Task objective> Output every line of the material exactly, omitting images.

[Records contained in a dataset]

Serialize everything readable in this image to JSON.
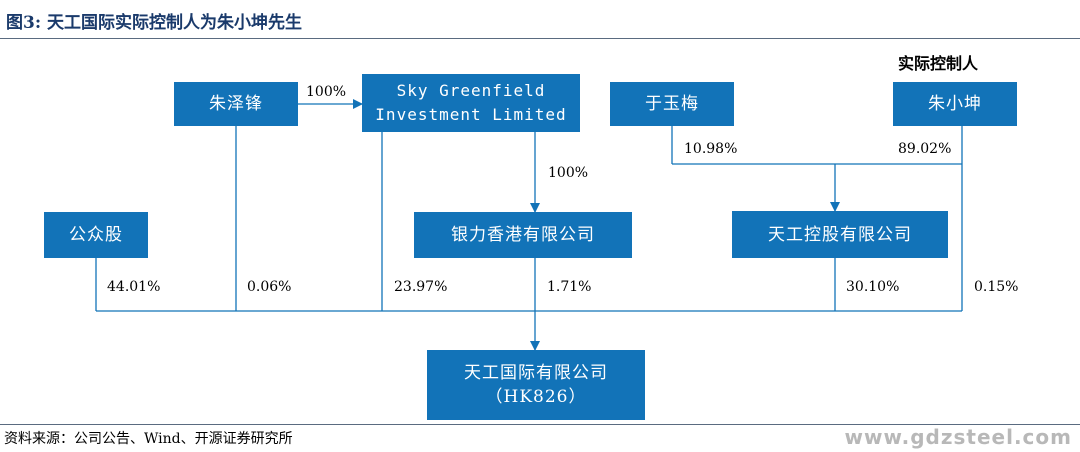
{
  "header": {
    "title": "图3:  天工国际实际控制人为朱小坤先生"
  },
  "entities": {
    "zhu_zefeng": "朱泽锋",
    "sky_greenfield": [
      "Sky Greenfield",
      "Investment Limited"
    ],
    "yu_yumei": "于玉梅",
    "zhu_xiaokun": "朱小坤",
    "public": "公众股",
    "yinli_hk": "银力香港有限公司",
    "tiangong_holding": "天工控股有限公司",
    "tiangong_intl": [
      "天工国际有限公司",
      "（HK826）"
    ]
  },
  "labels": {
    "actual_controller": "实际控制人"
  },
  "percentages": {
    "zhu_zefeng_to_sky": "100%",
    "sky_to_yinli": "100%",
    "yu_to_holding": "10.98%",
    "zhu_to_holding": "89.02%",
    "public_to_intl": "44.01%",
    "zhu_zefeng_to_intl": "0.06%",
    "sky_to_intl": "23.97%",
    "yinli_to_intl": "1.71%",
    "holding_to_intl": "30.10%",
    "zhu_xiaokun_to_intl": "0.15%"
  },
  "footer": {
    "source": "资料来源：公司公告、Wind、开源证券研究所",
    "watermark": "www.gdzsteel.com"
  },
  "colors": {
    "box": "#1273b8",
    "line": "#1273b8",
    "title": "#1a3a6b"
  }
}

Answer for this exercise>
Serialize everything readable in this image to JSON.
{
  "header": {
    "title": "图3:  天工国际实际控制人为朱小坤先生"
  },
  "entities": {
    "zhu_zefeng": "朱泽锋",
    "sky_greenfield": [
      "Sky Greenfield",
      "Investment Limited"
    ],
    "yu_yumei": "于玉梅",
    "zhu_xiaokun": "朱小坤",
    "public": "公众股",
    "yinli_hk": "银力香港有限公司",
    "tiangong_holding": "天工控股有限公司",
    "tiangong_intl": [
      "天工国际有限公司",
      "（HK826）"
    ]
  },
  "labels": {
    "actual_controller": "实际控制人"
  },
  "percentages": {
    "zhu_zefeng_to_sky": "100%",
    "sky_to_yinli": "100%",
    "yu_to_holding": "10.98%",
    "zhu_to_holding": "89.02%",
    "public_to_intl": "44.01%",
    "zhu_zefeng_to_intl": "0.06%",
    "sky_to_intl": "23.97%",
    "yinli_to_intl": "1.71%",
    "holding_to_intl": "30.10%",
    "zhu_xiaokun_to_intl": "0.15%"
  },
  "footer": {
    "source": "资料来源：公司公告、Wind、开源证券研究所",
    "watermark": "www.gdzsteel.com"
  },
  "colors": {
    "box": "#1273b8",
    "line": "#1273b8",
    "title": "#1a3a6b"
  }
}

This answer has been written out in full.